Check every line below for the word "screenshot" and copy the ones that have it.

*Data for this exercise*:
** Begin **

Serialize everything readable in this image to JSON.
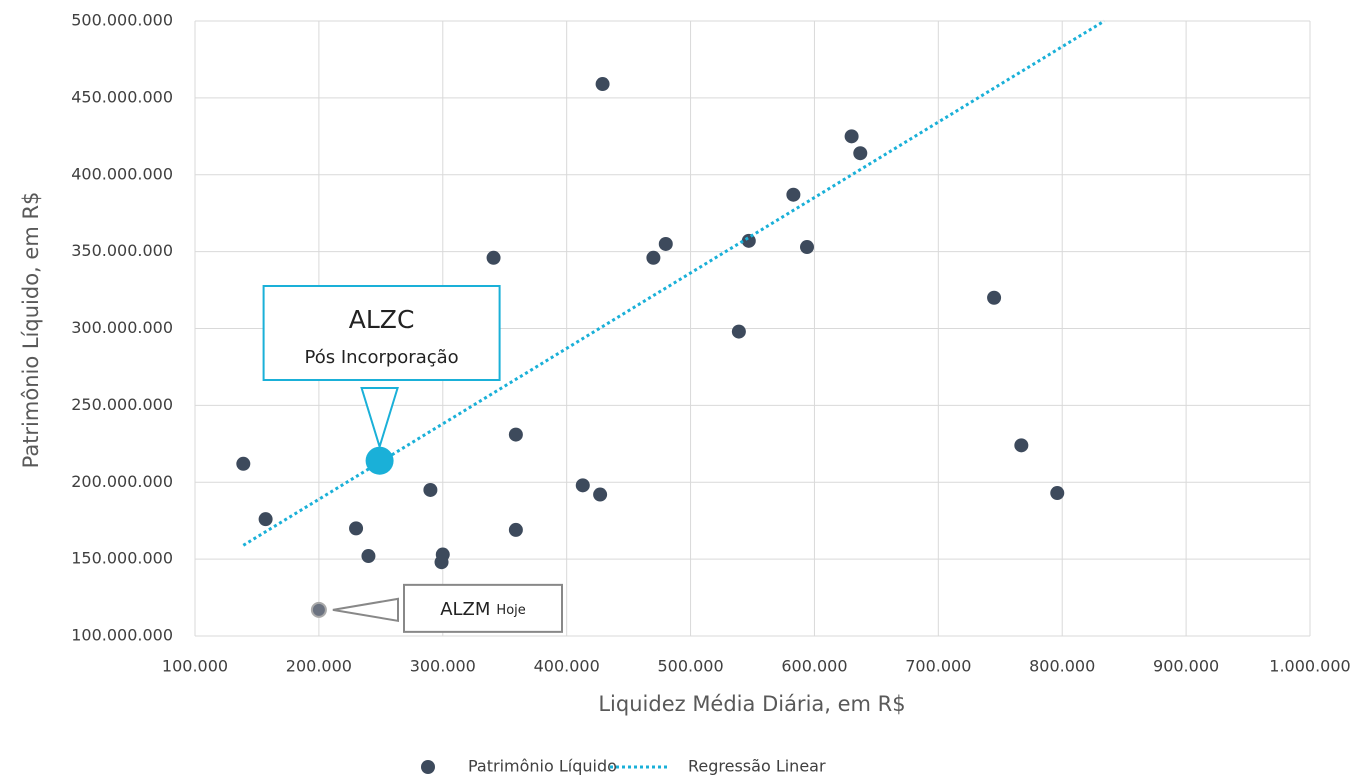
{
  "chart_data": {
    "type": "scatter",
    "xlabel": "Liquidez Média Diária, em R$",
    "ylabel": "Patrimônio Líquido, em R$",
    "xlim": [
      100000,
      1000000
    ],
    "xticks": [
      {
        "value": 100000,
        "label": "100.000"
      },
      {
        "value": 200000,
        "label": "200.000"
      },
      {
        "value": 300000,
        "label": "300.000"
      },
      {
        "value": 400000,
        "label": "400.000"
      },
      {
        "value": 500000,
        "label": "500.000"
      },
      {
        "value": 600000,
        "label": "600.000"
      },
      {
        "value": 700000,
        "label": "700.000"
      },
      {
        "value": 800000,
        "label": "800.000"
      },
      {
        "value": 900000,
        "label": "900.000"
      },
      {
        "value": 1000000,
        "label": "1.000.000"
      }
    ],
    "ylim": [
      100000000,
      500000000
    ],
    "yticks": [
      {
        "value": 100000000,
        "label": "100.000.000"
      },
      {
        "value": 150000000,
        "label": "150.000.000"
      },
      {
        "value": 200000000,
        "label": "200.000.000"
      },
      {
        "value": 250000000,
        "label": "250.000.000"
      },
      {
        "value": 300000000,
        "label": "300.000.000"
      },
      {
        "value": 350000000,
        "label": "350.000.000"
      },
      {
        "value": 400000000,
        "label": "400.000.000"
      },
      {
        "value": 450000000,
        "label": "450.000.000"
      },
      {
        "value": 500000000,
        "label": "500.000.000"
      }
    ],
    "grid": true,
    "series": [
      {
        "name": "Patrimônio Líquido",
        "color": "#3d4a5c",
        "x": [
          139000,
          157000,
          230000,
          240000,
          290000,
          300000,
          299000,
          341000,
          359000,
          359000,
          413000,
          427000,
          429000,
          470000,
          480000,
          539000,
          547000,
          583000,
          594000,
          630000,
          637000,
          745000,
          767000,
          796000
        ],
        "values": [
          212000000,
          176000000,
          170000000,
          152000000,
          195000000,
          153000000,
          148000000,
          346000000,
          231000000,
          169000000,
          198000000,
          192000000,
          459000000,
          346000000,
          355000000,
          298000000,
          357000000,
          387000000,
          353000000,
          425000000,
          414000000,
          320000000,
          224000000,
          193000000
        ]
      },
      {
        "name": "Regressão Linear",
        "type": "line",
        "color": "#1ab0d8",
        "x": [
          139000,
          834000
        ],
        "values": [
          159000000,
          500000000
        ]
      }
    ],
    "annotations": [
      {
        "text": "ALZC",
        "subtext": "Pós Incorporação",
        "x": 249000,
        "y": 214000000,
        "color": "#1ab0d8"
      },
      {
        "text": "ALZM",
        "subtext": "Hoje",
        "x": 200000,
        "y": 117000000,
        "color": "#6b7280"
      }
    ]
  }
}
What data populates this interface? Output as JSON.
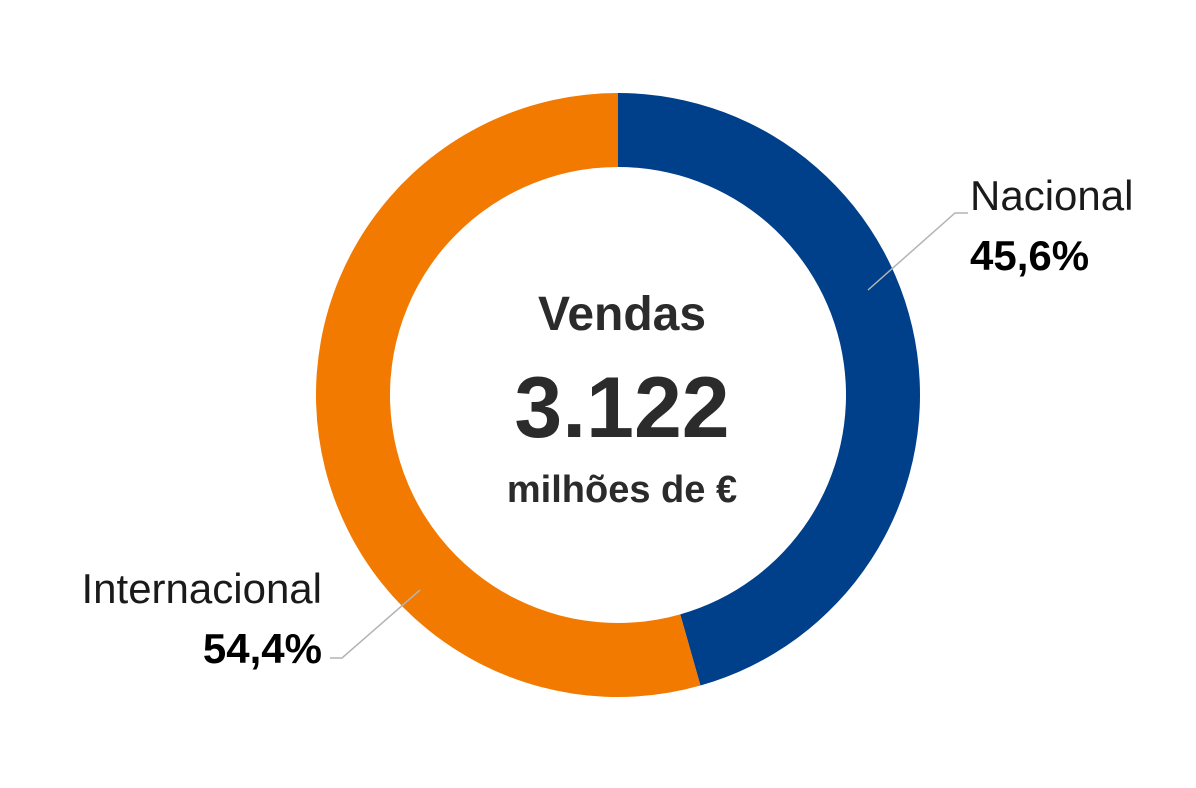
{
  "chart_data": {
    "type": "pie",
    "variant": "donut",
    "center": {
      "title": "Vendas",
      "value": "3.122",
      "unit": "milhões de €"
    },
    "slices": [
      {
        "name": "Nacional",
        "value": 45.6,
        "label": "45,6%",
        "color": "#003f8a"
      },
      {
        "name": "Internacional",
        "value": 54.4,
        "label": "54,4%",
        "color": "#f27a00"
      }
    ],
    "legend": "none"
  }
}
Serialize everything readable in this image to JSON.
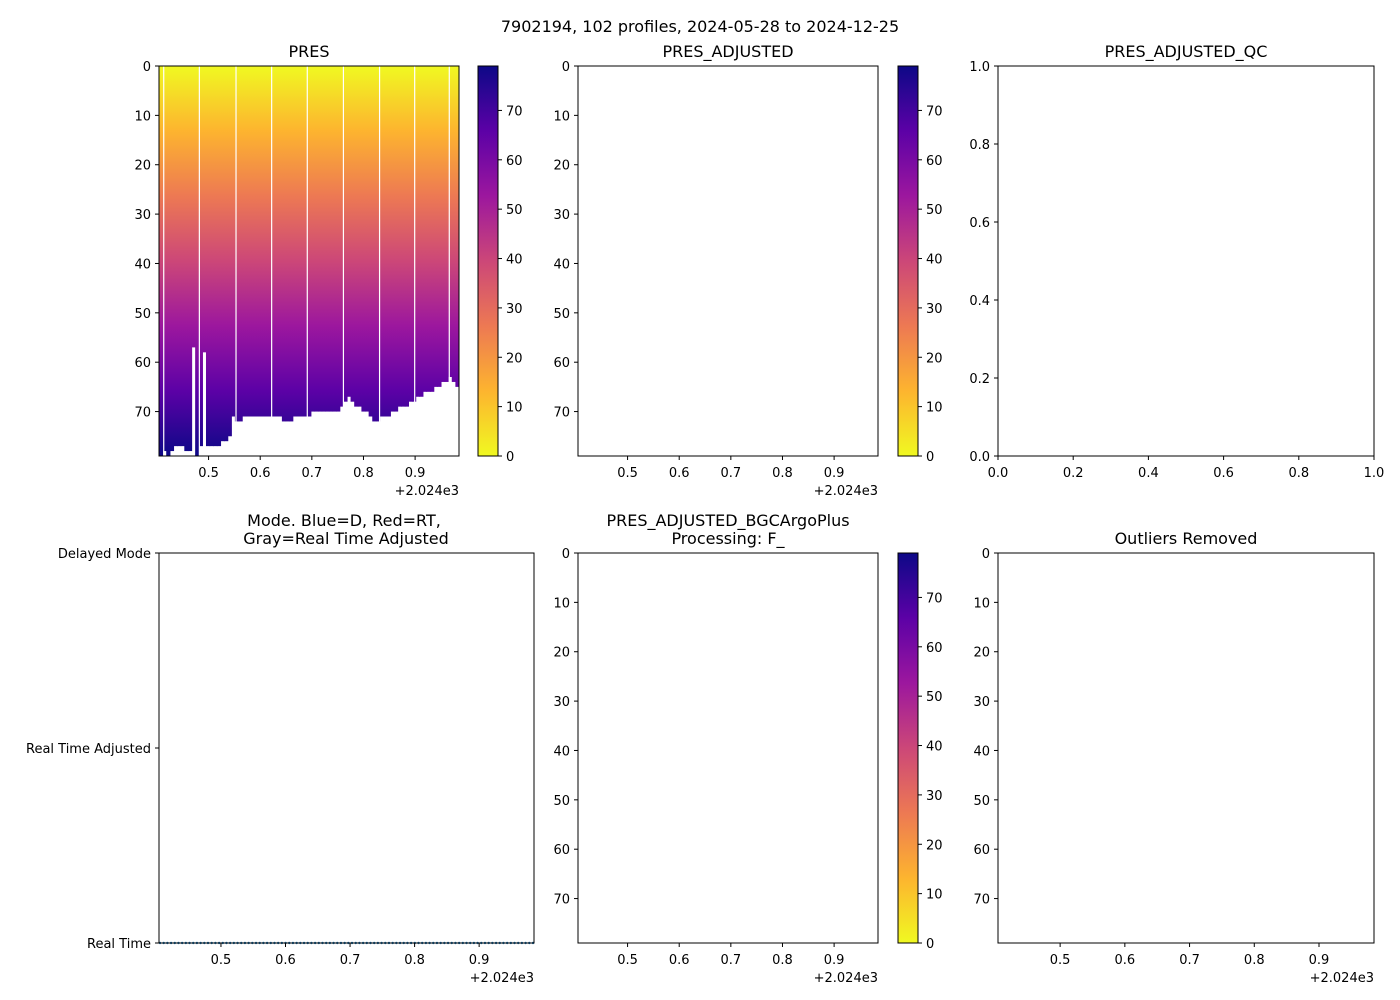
{
  "suptitle": "7902194, 102 profiles, 2024-05-28 to 2024-12-25",
  "colorscale": {
    "name": "plasma_r",
    "colors": [
      "#f0f921",
      "#fdb42f",
      "#ed7953",
      "#cc4778",
      "#9c179e",
      "#5c01a6",
      "#0d0887"
    ]
  },
  "chart_data": [
    {
      "id": "pres",
      "type": "heatmap",
      "title": "PRES",
      "xlim": [
        0.404,
        0.985
      ],
      "ylim": [
        79,
        0
      ],
      "xticks": [
        0.5,
        0.6,
        0.7,
        0.8,
        0.9
      ],
      "yticks": [
        0,
        10,
        20,
        30,
        40,
        50,
        60,
        70
      ],
      "offset_label": "+2.024e3",
      "colorbar": {
        "range": [
          0,
          79
        ],
        "ticks": [
          0,
          10,
          20,
          30,
          40,
          50,
          60,
          70
        ]
      },
      "profile_times": [
        0.404,
        0.411,
        0.418,
        0.425,
        0.432,
        0.439,
        0.446,
        0.453,
        0.46,
        0.467,
        0.474,
        0.481,
        0.488,
        0.495,
        0.502,
        0.509,
        0.516,
        0.523,
        0.53,
        0.537,
        0.544,
        0.551,
        0.558,
        0.565,
        0.572,
        0.579,
        0.586,
        0.593,
        0.6,
        0.607,
        0.614,
        0.621,
        0.628,
        0.635,
        0.642,
        0.649,
        0.656,
        0.663,
        0.67,
        0.677,
        0.684,
        0.691,
        0.698,
        0.705,
        0.712,
        0.719,
        0.726,
        0.733,
        0.74,
        0.747,
        0.754,
        0.761,
        0.768,
        0.775,
        0.782,
        0.789,
        0.796,
        0.803,
        0.81,
        0.817,
        0.824,
        0.831,
        0.838,
        0.845,
        0.852,
        0.859,
        0.866,
        0.873,
        0.88,
        0.887,
        0.894,
        0.901,
        0.908,
        0.915,
        0.922,
        0.929,
        0.936,
        0.943,
        0.95,
        0.957,
        0.964,
        0.971,
        0.978
      ],
      "max_depth": [
        79,
        78,
        79,
        78,
        77,
        77,
        77,
        78,
        78,
        57,
        79,
        77,
        58,
        77,
        77,
        77,
        77,
        76,
        76,
        75,
        71,
        72,
        72,
        71,
        71,
        71,
        71,
        71,
        71,
        71,
        71,
        71,
        71,
        71,
        72,
        72,
        72,
        71,
        71,
        71,
        71,
        71,
        70,
        70,
        70,
        70,
        70,
        70,
        70,
        70,
        69,
        68,
        67,
        68,
        69,
        69,
        70,
        70,
        71,
        72,
        72,
        71,
        71,
        71,
        70,
        70,
        69,
        69,
        69,
        68,
        68,
        67,
        67,
        66,
        66,
        66,
        65,
        65,
        64,
        64,
        63,
        64,
        65
      ],
      "gaps": [
        0.412,
        0.481,
        0.552,
        0.621,
        0.69,
        0.76,
        0.83,
        0.898,
        0.965
      ]
    },
    {
      "id": "pres-adjusted",
      "type": "heatmap",
      "title": "PRES_ADJUSTED",
      "xlim": [
        0.404,
        0.985
      ],
      "ylim": [
        79,
        0
      ],
      "xticks": [
        0.5,
        0.6,
        0.7,
        0.8,
        0.9
      ],
      "yticks": [
        0,
        10,
        20,
        30,
        40,
        50,
        60,
        70
      ],
      "offset_label": "+2.024e3",
      "colorbar": {
        "range": [
          0,
          79
        ],
        "ticks": [
          0,
          10,
          20,
          30,
          40,
          50,
          60,
          70
        ]
      }
    },
    {
      "id": "pres-adjusted-qc",
      "type": "scatter",
      "title": "PRES_ADJUSTED_QC",
      "xlim": [
        0,
        1
      ],
      "ylim": [
        0,
        1
      ],
      "xticks": [
        0.0,
        0.2,
        0.4,
        0.6,
        0.8,
        1.0
      ],
      "yticks": [
        0.0,
        0.2,
        0.4,
        0.6,
        0.8,
        1.0
      ]
    },
    {
      "id": "mode",
      "type": "scatter",
      "title": "Mode. Blue=D, Red=RT,",
      "title2": "Gray=Real Time Adjusted",
      "xlim": [
        0.404,
        0.985
      ],
      "ylim": [
        0,
        2
      ],
      "xticks": [
        0.5,
        0.6,
        0.7,
        0.8,
        0.9
      ],
      "offset_label": "+2.024e3",
      "ytick_labels": [
        {
          "value": 2,
          "label": "Delayed Mode"
        },
        {
          "value": 1,
          "label": "Real Time Adjusted"
        },
        {
          "value": 0,
          "label": "Real Time"
        }
      ],
      "points_y": 0,
      "point_count": 102,
      "point_color": "#1f77b4"
    },
    {
      "id": "bgcargo",
      "type": "heatmap",
      "title": "PRES_ADJUSTED_BGCArgoPlus",
      "title2": "Processing: F_",
      "xlim": [
        0.404,
        0.985
      ],
      "ylim": [
        79,
        0
      ],
      "xticks": [
        0.5,
        0.6,
        0.7,
        0.8,
        0.9
      ],
      "yticks": [
        0,
        10,
        20,
        30,
        40,
        50,
        60,
        70
      ],
      "offset_label": "+2.024e3",
      "colorbar": {
        "range": [
          0,
          79
        ],
        "ticks": [
          0,
          10,
          20,
          30,
          40,
          50,
          60,
          70
        ]
      }
    },
    {
      "id": "outliers",
      "type": "heatmap",
      "title": "Outliers Removed",
      "xlim": [
        0.404,
        0.985
      ],
      "ylim": [
        79,
        0
      ],
      "xticks": [
        0.5,
        0.6,
        0.7,
        0.8,
        0.9
      ],
      "yticks": [
        0,
        10,
        20,
        30,
        40,
        50,
        60,
        70
      ],
      "offset_label": "+2.024e3"
    }
  ]
}
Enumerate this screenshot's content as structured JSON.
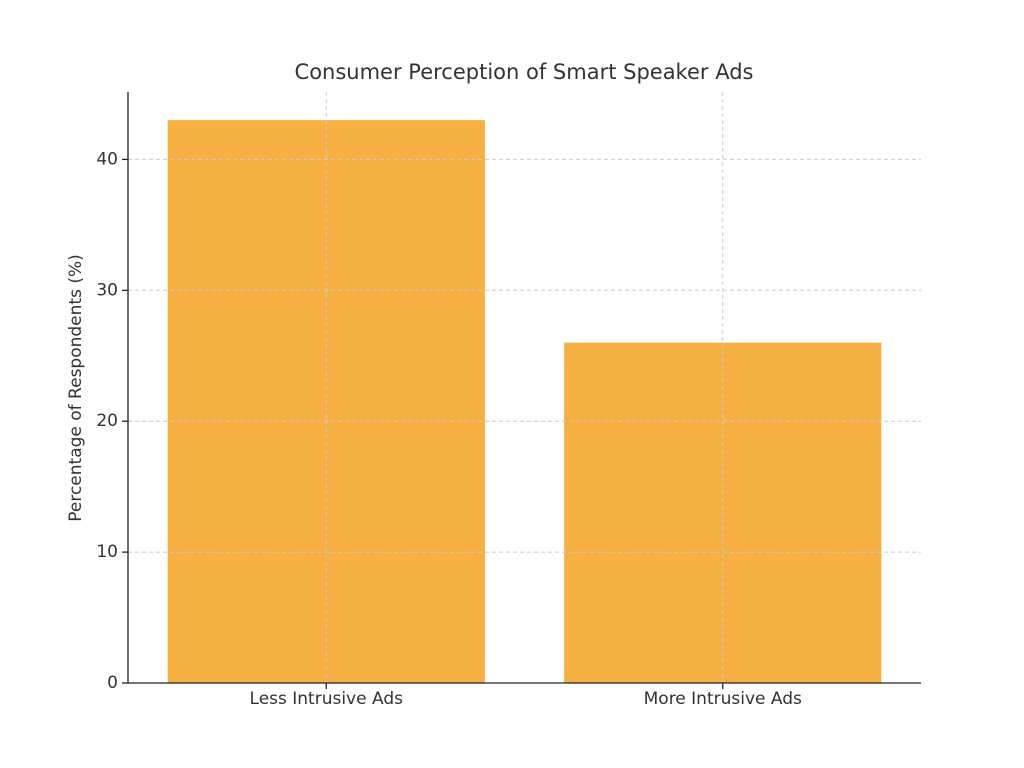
{
  "chart_data": {
    "type": "bar",
    "title": "Consumer Perception of Smart Speaker Ads",
    "y_label": "Percentage of Respondents (%)",
    "categories": [
      "Less Intrusive Ads",
      "More Intrusive Ads"
    ],
    "values": [
      43,
      26
    ],
    "color": "#f5b041",
    "ylim": [
      0,
      45.15
    ],
    "yticks": [
      0,
      10,
      20,
      30,
      40
    ],
    "grid": true
  }
}
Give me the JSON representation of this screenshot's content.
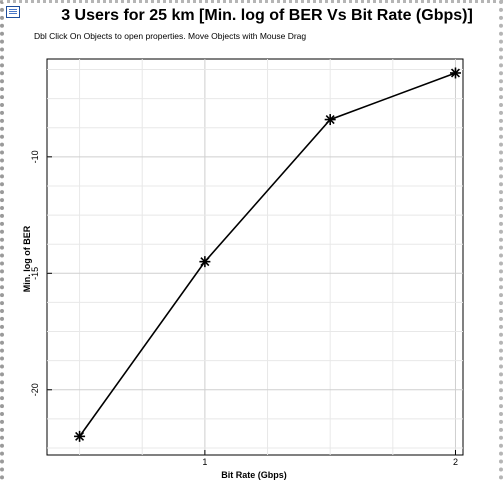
{
  "window": {
    "title": "3 Users for 25 km [Min. log of BER Vs Bit Rate (Gbps)]",
    "hint": "Dbl Click On Objects to open properties.  Move Objects with Mouse Drag",
    "icon": "graph-window-icon"
  },
  "chart_data": {
    "type": "line",
    "title": "3 Users for 25 km [Min. log of BER Vs Bit Rate (Gbps)]",
    "xlabel": "Bit Rate (Gbps)",
    "ylabel": "Min. log of BER",
    "xlim": [
      0.37,
      2.03
    ],
    "ylim": [
      -22.8,
      -5.8
    ],
    "x_ticks": [
      1,
      2
    ],
    "y_ticks": [
      -10,
      -15,
      -20
    ],
    "grid": true,
    "legend": "none",
    "marker": "asterisk",
    "line_color": "#000000",
    "series": [
      {
        "x": [
          0.5,
          1.0,
          1.5,
          2.0
        ],
        "y": [
          -22.0,
          -14.5,
          -8.4,
          -6.4
        ]
      }
    ]
  }
}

** End **

*Solution for this problem*:
Enumerate this screenshot's content as structured JSON.
Give me the JSON representation of this screenshot's content.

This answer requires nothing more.